__Data rows__
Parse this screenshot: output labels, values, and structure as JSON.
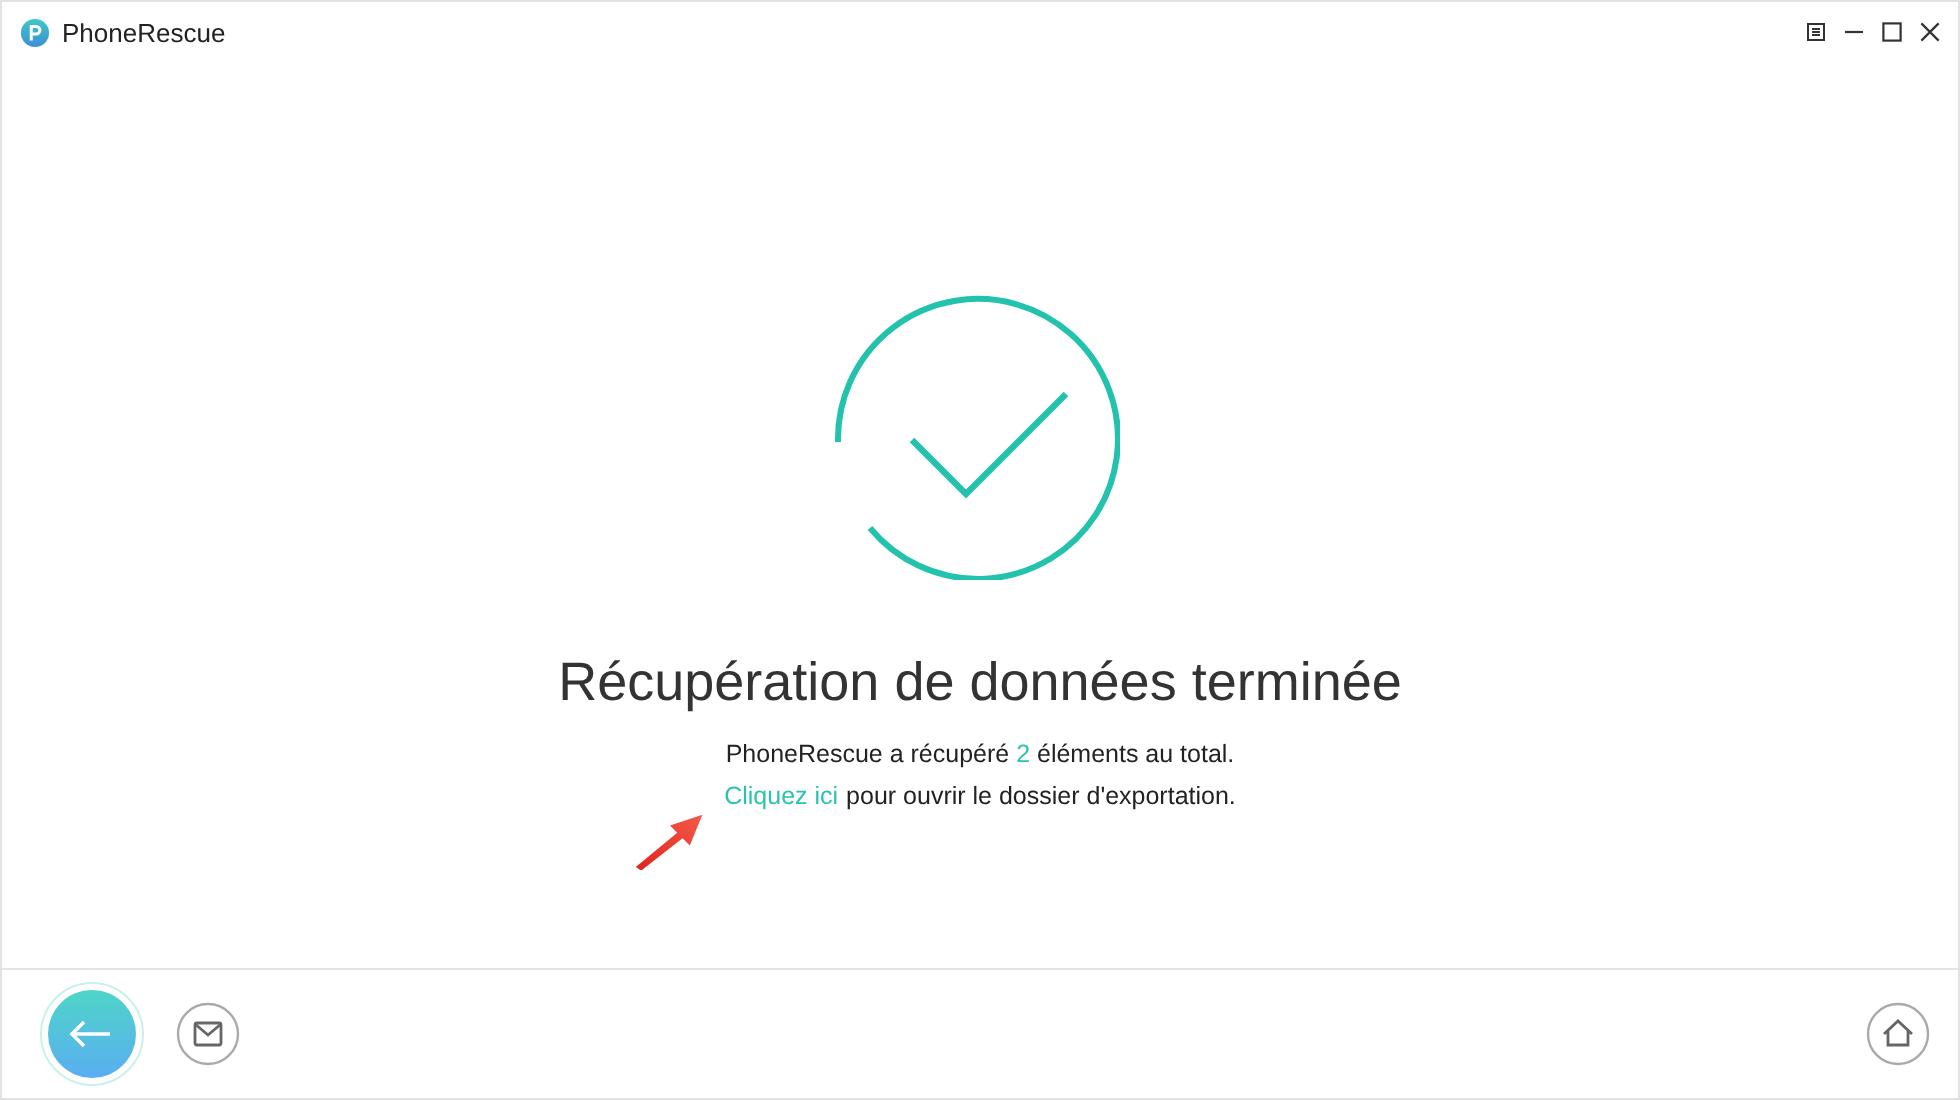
{
  "window": {
    "title": "PhoneRescue"
  },
  "result": {
    "heading": "Récupération de données terminée",
    "summary_before": "PhoneRescue a récupéré",
    "count": "2",
    "summary_after": "éléments au total.",
    "link": "Cliquez ici",
    "link_after": "pour ouvrir le dossier d'exportation."
  }
}
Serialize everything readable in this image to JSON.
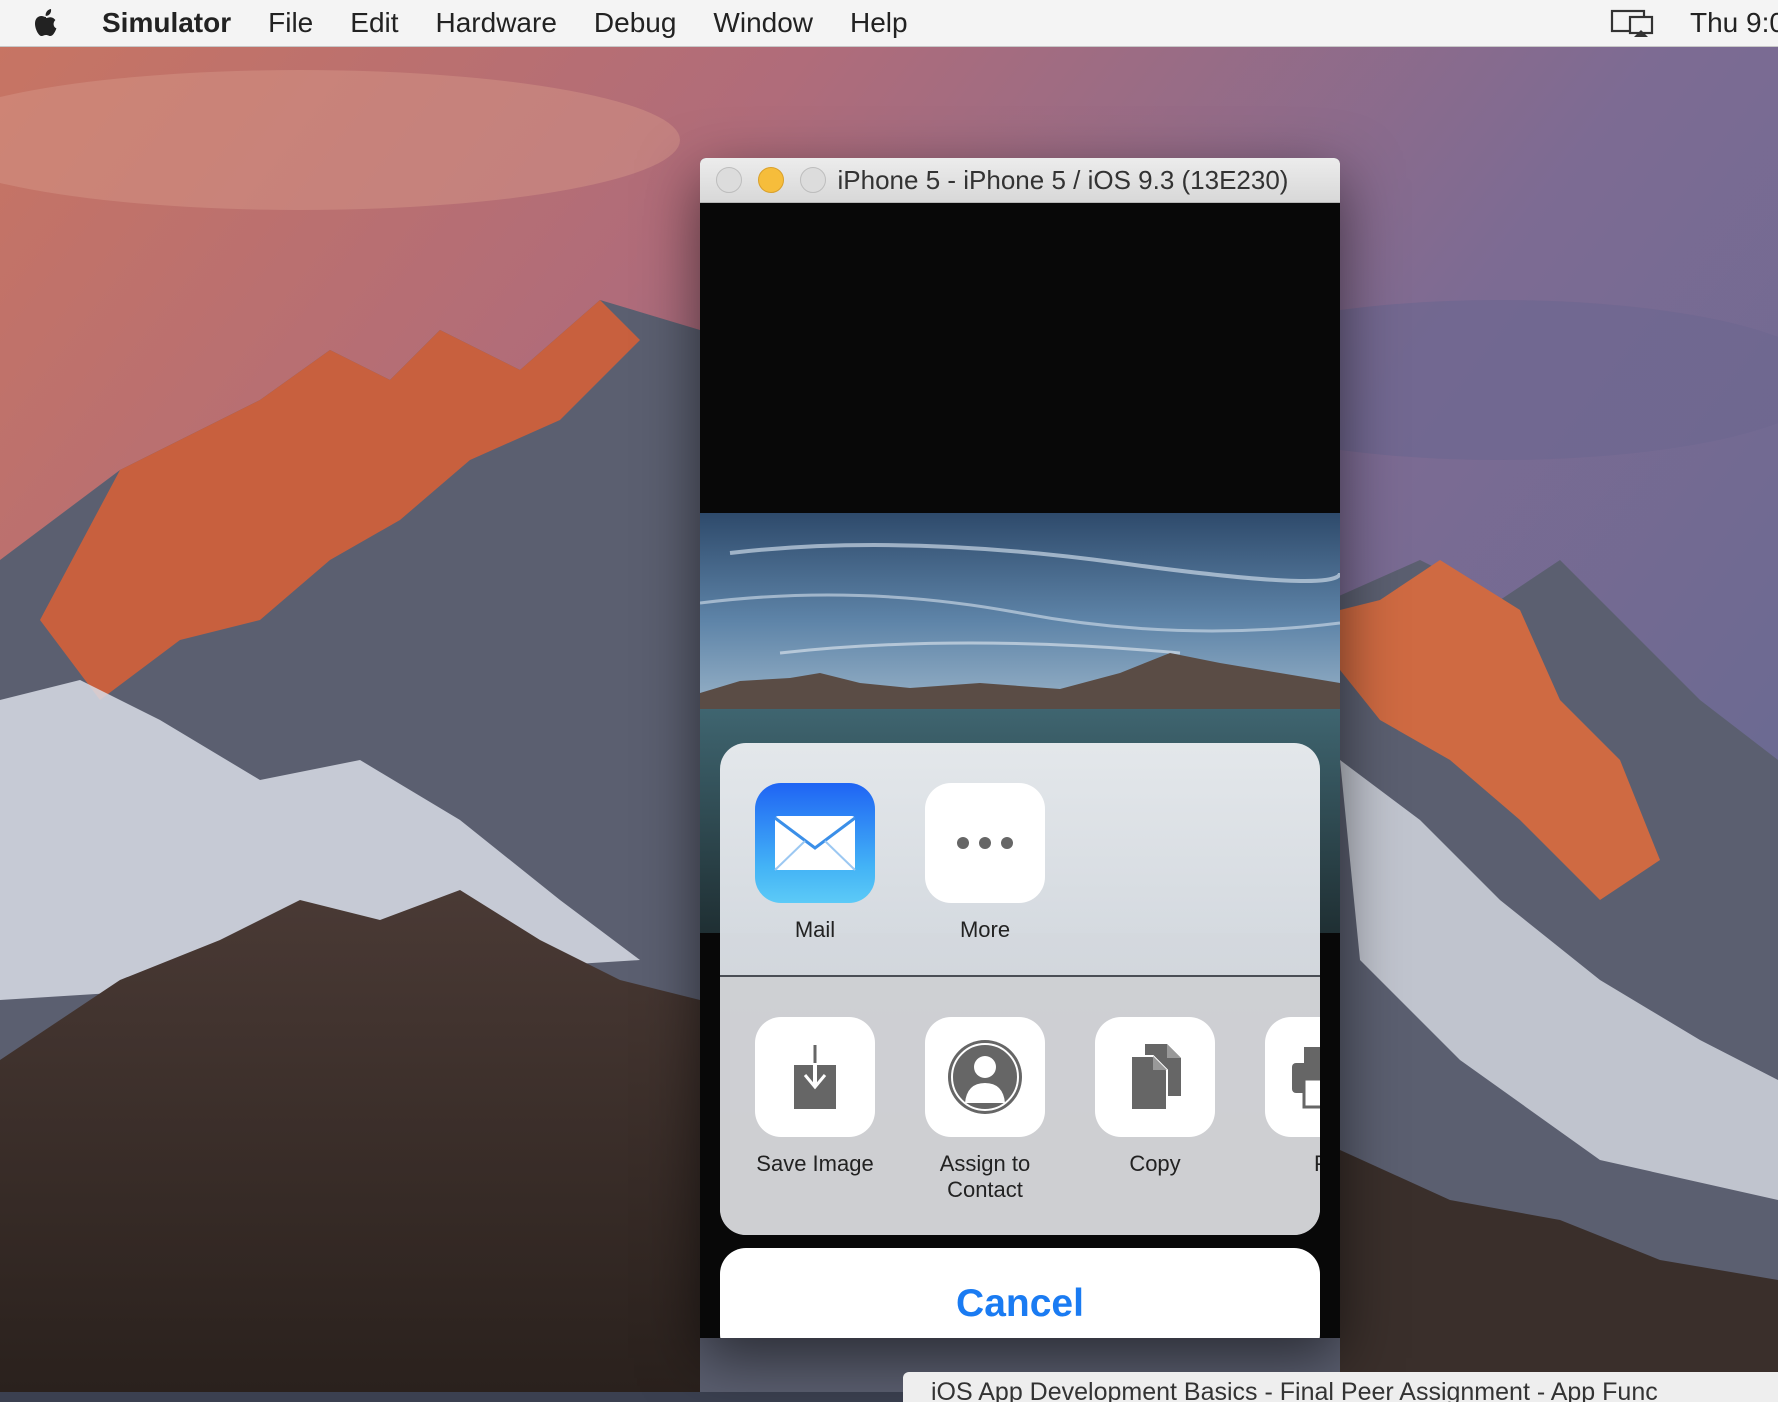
{
  "menubar": {
    "app_name": "Simulator",
    "items": [
      "File",
      "Edit",
      "Hardware",
      "Debug",
      "Window",
      "Help"
    ],
    "clock": "Thu 9:0"
  },
  "simulator": {
    "window_title": "iPhone 5 - iPhone 5 / iOS 9.3 (13E230)"
  },
  "share_sheet": {
    "apps": [
      {
        "label": "Mail",
        "icon": "mail-icon"
      },
      {
        "label": "More",
        "icon": "more-icon"
      }
    ],
    "actions": [
      {
        "label": "Save Image",
        "icon": "save-image-icon"
      },
      {
        "label": "Assign to\nContact",
        "icon": "contact-icon"
      },
      {
        "label": "Copy",
        "icon": "copy-icon"
      },
      {
        "label": "Pr",
        "icon": "print-icon"
      }
    ],
    "cancel_label": "Cancel",
    "accent_color": "#1a7bf2"
  },
  "bottom_window": {
    "title": "iOS App Development Basics - Final Peer Assignment - App Func"
  }
}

__Task description__
Produce an exact copy of each line of data, skipping embedded images.

__Finished answer__
Parse this screenshot: output labels, values, and structure as JSON.
{
  "window": {
    "title": "PhoneRescue"
  },
  "result": {
    "heading": "Récupération de données terminée",
    "summary_before": "PhoneRescue a récupéré",
    "count": "2",
    "summary_after": "éléments au total.",
    "link": "Cliquez ici",
    "link_after": "pour ouvrir le dossier d'exportation."
  }
}
Serialize everything readable in this image to JSON.
{
  "menubar": {
    "app_name": "Simulator",
    "items": [
      "File",
      "Edit",
      "Hardware",
      "Debug",
      "Window",
      "Help"
    ],
    "clock": "Thu 9:0"
  },
  "simulator": {
    "window_title": "iPhone 5 - iPhone 5 / iOS 9.3 (13E230)"
  },
  "share_sheet": {
    "apps": [
      {
        "label": "Mail",
        "icon": "mail-icon"
      },
      {
        "label": "More",
        "icon": "more-icon"
      }
    ],
    "actions": [
      {
        "label": "Save Image",
        "icon": "save-image-icon"
      },
      {
        "label": "Assign to\nContact",
        "icon": "contact-icon"
      },
      {
        "label": "Copy",
        "icon": "copy-icon"
      },
      {
        "label": "Pr",
        "icon": "print-icon"
      }
    ],
    "cancel_label": "Cancel",
    "accent_color": "#1a7bf2"
  },
  "bottom_window": {
    "title": "iOS App Development Basics - Final Peer Assignment - App Func"
  }
}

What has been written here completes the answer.